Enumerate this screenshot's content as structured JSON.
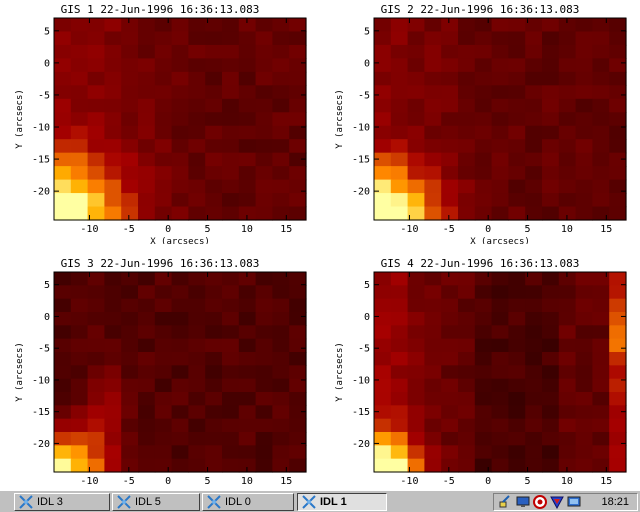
{
  "panels": [
    {
      "title": "GIS 1 22-Jun-1996 16:36:13.083",
      "xlabel": "X (arcsecs)",
      "ylabel": "Y (arcsecs)",
      "hotspot": "soft"
    },
    {
      "title": "GIS 2 22-Jun-1996 16:36:13.083",
      "xlabel": "X (arcsecs)",
      "ylabel": "Y (arcsecs)",
      "hotspot": "sharp"
    },
    {
      "title": "GIS 3 22-Jun-1996 16:36:13.083",
      "xlabel": "",
      "ylabel": "Y (arcsecs)",
      "hotspot": "mid"
    },
    {
      "title": "GIS 4 22-Jun-1996 16:36:13.083",
      "xlabel": "",
      "ylabel": "Y (arcsecs)",
      "hotspot": "right-band"
    }
  ],
  "axes": {
    "x_range": [
      -14.5,
      17.5
    ],
    "y_range": [
      -24.5,
      7.0
    ],
    "x_ticks": [
      "-10",
      "-5",
      "0",
      "5",
      "10",
      "15"
    ],
    "x_tick_values": [
      -10,
      -5,
      0,
      5,
      10,
      15
    ],
    "y_ticks": [
      "5",
      "0",
      "-5",
      "-10",
      "-15",
      "-20"
    ],
    "y_tick_values": [
      5,
      0,
      -5,
      -10,
      -15,
      -20
    ],
    "grid_cols": 15,
    "grid_rows": 15
  },
  "colormap": "red-temperature",
  "taskbar": {
    "tasks": [
      {
        "label": "IDL 3",
        "active": false
      },
      {
        "label": "IDL 5",
        "active": false
      },
      {
        "label": "IDL 0",
        "active": false
      },
      {
        "label": "IDL 1",
        "active": true
      }
    ],
    "tray_icons": [
      "network-icon",
      "monitor-icon",
      "record-icon",
      "shield-icon",
      "display-icon"
    ],
    "clock": "18:21"
  }
}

^^^^^^^^

_YOUR GOAL_: From the entries, copy out each line containing the word "hotspot".

_FINAL RESULT_:
      "hotspot": "soft"
      "hotspot": "sharp"
      "hotspot": "mid"
      "hotspot": "right-band"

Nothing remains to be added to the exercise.